* [Stated problem]
From the listing below, pull out the lines that hold "What".

** Start **

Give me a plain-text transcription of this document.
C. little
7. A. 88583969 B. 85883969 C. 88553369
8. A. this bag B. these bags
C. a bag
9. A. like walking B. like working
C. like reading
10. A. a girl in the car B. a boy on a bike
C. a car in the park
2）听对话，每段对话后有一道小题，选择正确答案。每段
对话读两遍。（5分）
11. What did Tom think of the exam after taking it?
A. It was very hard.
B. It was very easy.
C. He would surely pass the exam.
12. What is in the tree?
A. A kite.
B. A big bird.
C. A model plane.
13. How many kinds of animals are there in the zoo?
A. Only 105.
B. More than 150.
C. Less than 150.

** End **

* [Answer for the task]
11. What did Tom think of the exam after taking it?
12. What is in the tree?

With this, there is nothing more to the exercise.